[Raw records]
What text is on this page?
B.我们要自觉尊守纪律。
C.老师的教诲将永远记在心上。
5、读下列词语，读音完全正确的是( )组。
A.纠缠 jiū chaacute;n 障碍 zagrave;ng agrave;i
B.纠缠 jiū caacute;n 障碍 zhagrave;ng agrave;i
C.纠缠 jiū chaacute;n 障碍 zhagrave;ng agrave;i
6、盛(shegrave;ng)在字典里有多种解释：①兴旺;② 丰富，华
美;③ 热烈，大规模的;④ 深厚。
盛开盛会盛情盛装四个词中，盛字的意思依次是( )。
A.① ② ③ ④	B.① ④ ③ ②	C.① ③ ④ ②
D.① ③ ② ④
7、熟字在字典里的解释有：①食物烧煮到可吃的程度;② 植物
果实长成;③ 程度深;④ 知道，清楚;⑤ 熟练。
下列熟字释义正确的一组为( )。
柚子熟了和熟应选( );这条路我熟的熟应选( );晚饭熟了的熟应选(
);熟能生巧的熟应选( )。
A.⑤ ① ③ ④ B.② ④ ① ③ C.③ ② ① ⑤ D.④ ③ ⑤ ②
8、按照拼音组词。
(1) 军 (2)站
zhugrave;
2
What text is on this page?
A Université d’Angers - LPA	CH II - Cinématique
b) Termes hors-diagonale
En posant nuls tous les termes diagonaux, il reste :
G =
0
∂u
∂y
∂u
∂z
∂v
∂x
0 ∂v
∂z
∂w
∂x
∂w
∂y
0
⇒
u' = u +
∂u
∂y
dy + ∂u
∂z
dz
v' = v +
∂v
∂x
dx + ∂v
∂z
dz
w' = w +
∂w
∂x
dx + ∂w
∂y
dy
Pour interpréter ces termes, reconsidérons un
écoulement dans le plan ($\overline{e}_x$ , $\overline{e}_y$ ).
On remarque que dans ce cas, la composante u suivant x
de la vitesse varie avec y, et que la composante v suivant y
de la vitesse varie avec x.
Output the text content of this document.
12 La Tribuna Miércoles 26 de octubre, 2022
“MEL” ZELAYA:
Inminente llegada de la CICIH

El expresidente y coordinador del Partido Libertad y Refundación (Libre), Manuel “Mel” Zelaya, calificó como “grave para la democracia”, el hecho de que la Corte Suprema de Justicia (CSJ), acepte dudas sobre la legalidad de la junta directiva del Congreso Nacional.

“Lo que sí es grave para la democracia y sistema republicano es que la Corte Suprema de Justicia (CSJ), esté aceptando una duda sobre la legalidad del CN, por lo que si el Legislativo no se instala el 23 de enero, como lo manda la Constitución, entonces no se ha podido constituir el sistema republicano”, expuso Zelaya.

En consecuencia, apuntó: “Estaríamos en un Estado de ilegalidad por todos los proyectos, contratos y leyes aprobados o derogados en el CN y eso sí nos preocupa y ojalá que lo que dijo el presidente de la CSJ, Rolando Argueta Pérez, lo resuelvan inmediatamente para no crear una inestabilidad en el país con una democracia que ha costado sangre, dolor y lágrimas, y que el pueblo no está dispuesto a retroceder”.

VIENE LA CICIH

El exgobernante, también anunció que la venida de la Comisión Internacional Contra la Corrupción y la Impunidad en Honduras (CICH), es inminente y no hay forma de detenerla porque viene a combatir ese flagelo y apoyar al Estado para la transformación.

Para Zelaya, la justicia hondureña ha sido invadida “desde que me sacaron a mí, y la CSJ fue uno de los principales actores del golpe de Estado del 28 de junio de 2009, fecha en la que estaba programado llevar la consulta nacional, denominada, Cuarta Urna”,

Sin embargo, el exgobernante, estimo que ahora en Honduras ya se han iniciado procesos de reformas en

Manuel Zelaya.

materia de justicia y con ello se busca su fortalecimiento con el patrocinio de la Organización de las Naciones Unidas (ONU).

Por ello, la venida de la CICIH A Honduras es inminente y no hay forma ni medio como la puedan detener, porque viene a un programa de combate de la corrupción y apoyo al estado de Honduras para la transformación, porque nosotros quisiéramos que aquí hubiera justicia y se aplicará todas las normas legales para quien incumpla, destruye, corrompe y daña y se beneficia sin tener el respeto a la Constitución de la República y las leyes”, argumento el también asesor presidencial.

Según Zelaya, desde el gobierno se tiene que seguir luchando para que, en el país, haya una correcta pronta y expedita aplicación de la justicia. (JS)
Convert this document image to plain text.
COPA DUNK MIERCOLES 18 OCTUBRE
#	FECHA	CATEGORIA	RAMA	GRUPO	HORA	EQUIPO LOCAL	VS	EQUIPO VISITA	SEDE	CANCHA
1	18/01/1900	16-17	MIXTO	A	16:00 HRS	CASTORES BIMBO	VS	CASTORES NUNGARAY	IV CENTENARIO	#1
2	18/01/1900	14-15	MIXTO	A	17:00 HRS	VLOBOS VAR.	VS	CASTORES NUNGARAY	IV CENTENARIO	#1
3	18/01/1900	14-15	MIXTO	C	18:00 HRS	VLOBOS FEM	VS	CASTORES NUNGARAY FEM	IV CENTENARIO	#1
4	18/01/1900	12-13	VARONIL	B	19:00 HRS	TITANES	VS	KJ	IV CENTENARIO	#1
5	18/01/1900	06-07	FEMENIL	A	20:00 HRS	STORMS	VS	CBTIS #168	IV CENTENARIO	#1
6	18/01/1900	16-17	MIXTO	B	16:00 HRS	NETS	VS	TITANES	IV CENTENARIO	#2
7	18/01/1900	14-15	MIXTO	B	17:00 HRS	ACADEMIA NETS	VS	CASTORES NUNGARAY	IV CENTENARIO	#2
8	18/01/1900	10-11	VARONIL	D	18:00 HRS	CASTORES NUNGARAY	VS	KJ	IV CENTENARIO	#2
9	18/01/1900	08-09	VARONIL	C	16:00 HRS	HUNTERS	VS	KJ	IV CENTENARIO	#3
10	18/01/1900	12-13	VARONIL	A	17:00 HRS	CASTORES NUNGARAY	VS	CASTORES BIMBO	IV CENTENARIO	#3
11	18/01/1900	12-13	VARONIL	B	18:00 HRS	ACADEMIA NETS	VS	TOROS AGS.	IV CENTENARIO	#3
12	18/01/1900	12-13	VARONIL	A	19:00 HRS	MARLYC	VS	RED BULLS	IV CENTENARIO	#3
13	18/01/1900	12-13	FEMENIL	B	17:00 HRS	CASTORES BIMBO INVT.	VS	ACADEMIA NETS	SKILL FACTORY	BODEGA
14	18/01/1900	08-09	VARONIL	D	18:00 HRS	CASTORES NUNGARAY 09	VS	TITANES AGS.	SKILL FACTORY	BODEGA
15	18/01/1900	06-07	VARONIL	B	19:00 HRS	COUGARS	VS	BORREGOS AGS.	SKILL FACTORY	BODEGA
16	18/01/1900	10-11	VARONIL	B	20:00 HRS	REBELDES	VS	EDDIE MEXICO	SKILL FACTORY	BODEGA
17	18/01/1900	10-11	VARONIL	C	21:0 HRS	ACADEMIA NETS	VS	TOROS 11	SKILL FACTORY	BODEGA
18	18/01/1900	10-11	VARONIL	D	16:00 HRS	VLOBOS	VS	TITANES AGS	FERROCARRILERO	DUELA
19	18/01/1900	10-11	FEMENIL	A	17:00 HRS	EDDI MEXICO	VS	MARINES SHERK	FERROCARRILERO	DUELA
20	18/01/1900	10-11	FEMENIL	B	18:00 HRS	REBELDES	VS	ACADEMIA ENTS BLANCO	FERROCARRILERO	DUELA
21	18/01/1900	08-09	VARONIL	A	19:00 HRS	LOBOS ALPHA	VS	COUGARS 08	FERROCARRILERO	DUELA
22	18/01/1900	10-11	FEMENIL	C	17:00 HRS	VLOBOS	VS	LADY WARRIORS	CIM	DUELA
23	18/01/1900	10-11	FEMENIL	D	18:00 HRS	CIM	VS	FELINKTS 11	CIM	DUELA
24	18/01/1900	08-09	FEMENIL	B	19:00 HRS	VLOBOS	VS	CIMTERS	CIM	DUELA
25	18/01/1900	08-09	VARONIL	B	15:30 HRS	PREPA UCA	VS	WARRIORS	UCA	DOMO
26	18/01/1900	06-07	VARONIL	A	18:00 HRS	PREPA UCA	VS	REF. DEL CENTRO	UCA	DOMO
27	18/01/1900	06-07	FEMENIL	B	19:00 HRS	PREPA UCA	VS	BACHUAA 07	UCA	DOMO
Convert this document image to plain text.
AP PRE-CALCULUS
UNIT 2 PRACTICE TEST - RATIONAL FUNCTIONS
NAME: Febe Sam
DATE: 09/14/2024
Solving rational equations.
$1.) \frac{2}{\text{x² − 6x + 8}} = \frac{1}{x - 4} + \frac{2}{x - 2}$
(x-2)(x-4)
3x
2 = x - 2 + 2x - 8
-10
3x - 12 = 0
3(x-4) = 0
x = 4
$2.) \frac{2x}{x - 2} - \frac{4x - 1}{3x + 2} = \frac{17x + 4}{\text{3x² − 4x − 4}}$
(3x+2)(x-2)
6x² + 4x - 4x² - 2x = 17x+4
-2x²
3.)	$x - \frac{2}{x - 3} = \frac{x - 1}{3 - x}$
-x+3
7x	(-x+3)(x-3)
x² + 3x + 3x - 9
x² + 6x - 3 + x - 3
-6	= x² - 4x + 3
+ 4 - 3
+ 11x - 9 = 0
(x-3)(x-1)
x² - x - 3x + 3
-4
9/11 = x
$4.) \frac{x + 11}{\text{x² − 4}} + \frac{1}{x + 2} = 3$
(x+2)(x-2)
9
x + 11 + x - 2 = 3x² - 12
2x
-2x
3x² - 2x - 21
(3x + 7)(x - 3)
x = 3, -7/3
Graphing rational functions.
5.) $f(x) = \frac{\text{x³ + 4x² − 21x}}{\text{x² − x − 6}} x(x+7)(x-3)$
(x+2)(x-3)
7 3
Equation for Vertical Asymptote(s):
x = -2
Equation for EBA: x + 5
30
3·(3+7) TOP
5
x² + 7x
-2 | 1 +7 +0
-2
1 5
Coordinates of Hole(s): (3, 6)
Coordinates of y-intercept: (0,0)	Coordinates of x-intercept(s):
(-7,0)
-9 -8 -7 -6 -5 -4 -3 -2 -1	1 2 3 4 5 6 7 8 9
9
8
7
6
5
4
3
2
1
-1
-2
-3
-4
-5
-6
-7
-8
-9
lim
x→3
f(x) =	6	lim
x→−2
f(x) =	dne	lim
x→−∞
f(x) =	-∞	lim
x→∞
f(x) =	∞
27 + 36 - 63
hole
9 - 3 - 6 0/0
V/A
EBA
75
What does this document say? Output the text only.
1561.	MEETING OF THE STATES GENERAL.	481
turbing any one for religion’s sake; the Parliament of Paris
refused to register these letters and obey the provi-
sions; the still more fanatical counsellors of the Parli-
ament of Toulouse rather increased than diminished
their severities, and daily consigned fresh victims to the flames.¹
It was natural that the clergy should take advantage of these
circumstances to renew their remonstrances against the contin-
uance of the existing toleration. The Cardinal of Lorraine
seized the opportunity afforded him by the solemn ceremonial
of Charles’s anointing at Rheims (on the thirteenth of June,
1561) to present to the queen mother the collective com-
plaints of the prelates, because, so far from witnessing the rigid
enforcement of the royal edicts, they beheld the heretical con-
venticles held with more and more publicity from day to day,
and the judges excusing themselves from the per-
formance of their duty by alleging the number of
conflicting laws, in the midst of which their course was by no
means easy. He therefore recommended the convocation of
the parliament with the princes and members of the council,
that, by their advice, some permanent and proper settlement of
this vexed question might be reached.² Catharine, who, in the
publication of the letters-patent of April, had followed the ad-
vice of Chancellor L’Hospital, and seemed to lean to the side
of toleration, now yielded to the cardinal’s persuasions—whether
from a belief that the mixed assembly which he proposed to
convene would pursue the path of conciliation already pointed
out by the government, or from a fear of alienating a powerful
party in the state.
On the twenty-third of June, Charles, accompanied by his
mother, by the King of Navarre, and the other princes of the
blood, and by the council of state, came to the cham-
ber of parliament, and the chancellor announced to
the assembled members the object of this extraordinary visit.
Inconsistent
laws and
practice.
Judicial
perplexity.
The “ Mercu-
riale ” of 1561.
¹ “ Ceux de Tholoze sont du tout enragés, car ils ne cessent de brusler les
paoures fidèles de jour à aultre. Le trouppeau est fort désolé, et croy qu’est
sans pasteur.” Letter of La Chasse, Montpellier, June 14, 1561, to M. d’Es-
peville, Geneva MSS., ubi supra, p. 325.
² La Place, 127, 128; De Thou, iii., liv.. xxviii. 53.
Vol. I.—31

What to work on :: Among the entries above, how many lines hold the string "DOMO"? Respond with nothing but the number.

Worked solution :: 3